§ **The task**:
Collect all lines from the records below that include the word "JSON".

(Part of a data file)

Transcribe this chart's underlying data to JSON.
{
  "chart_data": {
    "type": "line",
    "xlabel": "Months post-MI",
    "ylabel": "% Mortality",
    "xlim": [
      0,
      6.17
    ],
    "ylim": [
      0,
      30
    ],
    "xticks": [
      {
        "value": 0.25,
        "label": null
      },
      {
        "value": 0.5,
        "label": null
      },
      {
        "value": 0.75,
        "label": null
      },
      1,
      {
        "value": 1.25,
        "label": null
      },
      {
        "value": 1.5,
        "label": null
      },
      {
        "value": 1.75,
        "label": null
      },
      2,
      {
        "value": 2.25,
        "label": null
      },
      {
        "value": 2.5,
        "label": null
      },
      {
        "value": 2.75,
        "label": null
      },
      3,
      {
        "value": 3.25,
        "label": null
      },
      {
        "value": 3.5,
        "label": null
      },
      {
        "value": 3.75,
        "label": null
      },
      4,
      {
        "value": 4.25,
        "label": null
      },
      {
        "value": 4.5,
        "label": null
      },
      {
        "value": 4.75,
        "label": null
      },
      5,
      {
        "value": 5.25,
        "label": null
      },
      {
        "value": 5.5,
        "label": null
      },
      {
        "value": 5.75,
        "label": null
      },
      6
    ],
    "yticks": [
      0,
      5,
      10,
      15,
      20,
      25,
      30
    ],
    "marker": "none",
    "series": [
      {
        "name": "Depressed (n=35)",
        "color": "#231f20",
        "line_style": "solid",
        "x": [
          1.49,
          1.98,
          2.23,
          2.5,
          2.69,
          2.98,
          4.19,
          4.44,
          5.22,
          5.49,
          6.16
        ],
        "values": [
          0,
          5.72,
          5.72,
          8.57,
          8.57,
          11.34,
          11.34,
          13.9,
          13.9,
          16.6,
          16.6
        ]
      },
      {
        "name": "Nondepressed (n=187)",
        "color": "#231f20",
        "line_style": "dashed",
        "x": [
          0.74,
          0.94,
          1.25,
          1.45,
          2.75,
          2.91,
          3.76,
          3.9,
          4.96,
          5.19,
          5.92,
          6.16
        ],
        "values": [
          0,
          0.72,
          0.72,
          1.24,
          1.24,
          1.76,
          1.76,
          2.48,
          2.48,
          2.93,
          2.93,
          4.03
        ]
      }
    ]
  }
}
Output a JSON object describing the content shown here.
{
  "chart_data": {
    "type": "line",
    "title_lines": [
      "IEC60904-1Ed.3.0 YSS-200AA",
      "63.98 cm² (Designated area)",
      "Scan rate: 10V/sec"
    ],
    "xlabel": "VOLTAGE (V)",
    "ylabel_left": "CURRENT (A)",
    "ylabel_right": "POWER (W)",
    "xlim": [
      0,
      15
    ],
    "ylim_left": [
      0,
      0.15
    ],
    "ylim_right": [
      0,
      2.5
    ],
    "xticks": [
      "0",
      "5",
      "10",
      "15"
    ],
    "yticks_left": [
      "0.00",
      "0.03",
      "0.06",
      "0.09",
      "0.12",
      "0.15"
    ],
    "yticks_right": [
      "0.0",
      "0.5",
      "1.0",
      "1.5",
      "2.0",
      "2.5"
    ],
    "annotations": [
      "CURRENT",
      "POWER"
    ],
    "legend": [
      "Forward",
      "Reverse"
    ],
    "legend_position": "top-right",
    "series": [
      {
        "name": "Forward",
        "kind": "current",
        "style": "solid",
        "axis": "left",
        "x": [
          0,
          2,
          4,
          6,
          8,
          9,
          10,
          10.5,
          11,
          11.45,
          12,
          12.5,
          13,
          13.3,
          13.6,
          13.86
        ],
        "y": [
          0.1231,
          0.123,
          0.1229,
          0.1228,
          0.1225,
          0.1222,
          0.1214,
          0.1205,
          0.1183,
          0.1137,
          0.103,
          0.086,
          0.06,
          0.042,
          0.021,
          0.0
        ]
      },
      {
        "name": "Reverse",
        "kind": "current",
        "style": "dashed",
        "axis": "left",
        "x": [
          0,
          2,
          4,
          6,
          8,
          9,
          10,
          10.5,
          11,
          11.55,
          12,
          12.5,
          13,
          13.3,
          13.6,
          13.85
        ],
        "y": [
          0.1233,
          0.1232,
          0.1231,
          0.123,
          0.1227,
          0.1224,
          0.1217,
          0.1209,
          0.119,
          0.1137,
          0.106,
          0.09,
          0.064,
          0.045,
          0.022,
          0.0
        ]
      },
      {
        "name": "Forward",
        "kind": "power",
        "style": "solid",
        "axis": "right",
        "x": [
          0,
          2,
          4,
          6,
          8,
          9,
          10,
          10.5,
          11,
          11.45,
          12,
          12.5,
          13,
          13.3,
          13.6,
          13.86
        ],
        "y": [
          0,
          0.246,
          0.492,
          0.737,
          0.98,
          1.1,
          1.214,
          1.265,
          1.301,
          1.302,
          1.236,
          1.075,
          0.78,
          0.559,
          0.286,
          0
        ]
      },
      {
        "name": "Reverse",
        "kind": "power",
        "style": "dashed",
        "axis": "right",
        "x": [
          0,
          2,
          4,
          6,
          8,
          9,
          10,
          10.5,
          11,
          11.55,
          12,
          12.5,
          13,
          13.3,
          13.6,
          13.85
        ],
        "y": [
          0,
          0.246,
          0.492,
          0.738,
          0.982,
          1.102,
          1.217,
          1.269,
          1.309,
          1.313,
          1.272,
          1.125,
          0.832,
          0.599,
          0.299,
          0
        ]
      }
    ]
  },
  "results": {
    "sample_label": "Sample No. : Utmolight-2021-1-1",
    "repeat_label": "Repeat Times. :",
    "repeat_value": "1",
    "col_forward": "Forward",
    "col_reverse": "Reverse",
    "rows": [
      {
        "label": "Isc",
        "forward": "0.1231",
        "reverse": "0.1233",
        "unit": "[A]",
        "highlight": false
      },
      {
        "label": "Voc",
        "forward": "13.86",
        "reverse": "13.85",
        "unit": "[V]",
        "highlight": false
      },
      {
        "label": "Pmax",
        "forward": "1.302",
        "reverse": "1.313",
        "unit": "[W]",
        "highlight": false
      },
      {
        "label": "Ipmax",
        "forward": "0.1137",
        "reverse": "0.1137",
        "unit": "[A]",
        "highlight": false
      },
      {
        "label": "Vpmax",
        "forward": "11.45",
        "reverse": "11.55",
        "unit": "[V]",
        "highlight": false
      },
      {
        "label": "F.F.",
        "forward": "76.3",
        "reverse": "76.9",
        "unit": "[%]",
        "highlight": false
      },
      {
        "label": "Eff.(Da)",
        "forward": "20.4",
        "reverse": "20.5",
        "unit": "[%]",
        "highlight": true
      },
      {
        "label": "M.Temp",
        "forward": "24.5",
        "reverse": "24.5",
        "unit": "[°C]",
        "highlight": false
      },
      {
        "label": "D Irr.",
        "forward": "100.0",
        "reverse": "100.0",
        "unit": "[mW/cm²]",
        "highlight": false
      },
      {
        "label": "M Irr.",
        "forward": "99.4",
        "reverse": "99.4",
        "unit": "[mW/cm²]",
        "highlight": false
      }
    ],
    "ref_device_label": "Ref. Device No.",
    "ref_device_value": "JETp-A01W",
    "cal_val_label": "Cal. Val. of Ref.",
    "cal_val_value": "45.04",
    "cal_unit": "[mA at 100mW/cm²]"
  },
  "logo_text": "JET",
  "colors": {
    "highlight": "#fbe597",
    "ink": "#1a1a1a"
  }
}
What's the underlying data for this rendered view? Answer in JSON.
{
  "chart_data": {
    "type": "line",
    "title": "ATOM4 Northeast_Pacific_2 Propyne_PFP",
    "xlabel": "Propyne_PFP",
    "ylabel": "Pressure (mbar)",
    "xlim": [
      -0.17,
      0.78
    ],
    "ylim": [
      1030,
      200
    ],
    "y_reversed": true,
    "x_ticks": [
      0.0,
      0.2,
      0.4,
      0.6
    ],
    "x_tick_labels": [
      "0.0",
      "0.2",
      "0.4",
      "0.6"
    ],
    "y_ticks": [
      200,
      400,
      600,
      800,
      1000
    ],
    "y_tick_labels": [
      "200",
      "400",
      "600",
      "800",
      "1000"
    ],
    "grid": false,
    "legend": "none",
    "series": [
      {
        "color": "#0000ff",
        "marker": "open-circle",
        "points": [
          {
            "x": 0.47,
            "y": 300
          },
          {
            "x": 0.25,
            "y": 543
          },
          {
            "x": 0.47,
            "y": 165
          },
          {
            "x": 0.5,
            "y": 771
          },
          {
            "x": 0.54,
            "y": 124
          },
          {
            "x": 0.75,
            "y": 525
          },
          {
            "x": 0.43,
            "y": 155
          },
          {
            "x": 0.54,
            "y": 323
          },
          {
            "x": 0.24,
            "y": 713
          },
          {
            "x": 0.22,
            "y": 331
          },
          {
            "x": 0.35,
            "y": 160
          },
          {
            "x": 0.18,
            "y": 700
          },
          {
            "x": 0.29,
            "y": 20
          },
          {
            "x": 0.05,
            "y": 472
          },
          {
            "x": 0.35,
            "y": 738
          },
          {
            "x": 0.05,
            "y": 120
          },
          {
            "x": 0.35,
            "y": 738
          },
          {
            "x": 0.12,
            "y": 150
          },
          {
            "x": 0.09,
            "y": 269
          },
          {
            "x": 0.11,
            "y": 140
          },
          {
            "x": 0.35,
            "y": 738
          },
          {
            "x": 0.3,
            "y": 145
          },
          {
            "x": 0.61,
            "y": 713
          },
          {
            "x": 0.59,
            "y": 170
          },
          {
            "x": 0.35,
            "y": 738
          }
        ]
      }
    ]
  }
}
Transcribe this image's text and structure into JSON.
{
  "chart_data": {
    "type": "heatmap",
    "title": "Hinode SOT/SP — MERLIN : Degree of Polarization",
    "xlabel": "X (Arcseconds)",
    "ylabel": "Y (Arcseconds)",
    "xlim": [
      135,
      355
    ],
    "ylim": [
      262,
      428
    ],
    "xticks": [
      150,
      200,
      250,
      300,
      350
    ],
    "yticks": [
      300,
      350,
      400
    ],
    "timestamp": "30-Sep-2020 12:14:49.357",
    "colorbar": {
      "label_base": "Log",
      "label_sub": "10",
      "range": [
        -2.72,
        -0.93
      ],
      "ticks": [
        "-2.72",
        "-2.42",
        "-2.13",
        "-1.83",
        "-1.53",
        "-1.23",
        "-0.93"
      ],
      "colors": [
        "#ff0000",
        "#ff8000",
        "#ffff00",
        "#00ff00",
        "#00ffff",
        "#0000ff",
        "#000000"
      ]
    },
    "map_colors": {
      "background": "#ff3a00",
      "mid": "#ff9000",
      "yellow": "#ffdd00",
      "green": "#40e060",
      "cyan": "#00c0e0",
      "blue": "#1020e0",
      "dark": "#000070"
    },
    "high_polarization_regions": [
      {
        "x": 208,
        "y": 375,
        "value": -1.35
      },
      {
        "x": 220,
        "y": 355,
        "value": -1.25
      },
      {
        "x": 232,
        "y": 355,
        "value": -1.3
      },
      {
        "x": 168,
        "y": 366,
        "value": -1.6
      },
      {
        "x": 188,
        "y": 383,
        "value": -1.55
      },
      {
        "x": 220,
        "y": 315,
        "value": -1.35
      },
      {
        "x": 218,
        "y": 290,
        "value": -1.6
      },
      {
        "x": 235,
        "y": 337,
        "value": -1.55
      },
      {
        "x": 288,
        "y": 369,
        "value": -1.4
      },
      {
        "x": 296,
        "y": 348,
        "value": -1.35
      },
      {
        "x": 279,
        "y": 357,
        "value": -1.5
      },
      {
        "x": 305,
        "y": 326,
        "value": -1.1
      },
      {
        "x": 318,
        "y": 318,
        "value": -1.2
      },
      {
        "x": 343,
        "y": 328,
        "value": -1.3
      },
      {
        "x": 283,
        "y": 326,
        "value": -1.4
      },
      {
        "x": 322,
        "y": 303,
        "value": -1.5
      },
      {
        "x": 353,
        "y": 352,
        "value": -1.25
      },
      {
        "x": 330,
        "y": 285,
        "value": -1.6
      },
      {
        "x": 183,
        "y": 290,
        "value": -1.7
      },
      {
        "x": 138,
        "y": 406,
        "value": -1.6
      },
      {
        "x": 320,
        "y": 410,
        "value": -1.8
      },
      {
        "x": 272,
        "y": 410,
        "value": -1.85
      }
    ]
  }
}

§ **Result of this task**:
Transcribe this chart's underlying data to JSON.
Output a JSON object describing the content shown here.
What's the underlying data for this rendered view? Answer in JSON.
Transcribe this image's text and structure into JSON.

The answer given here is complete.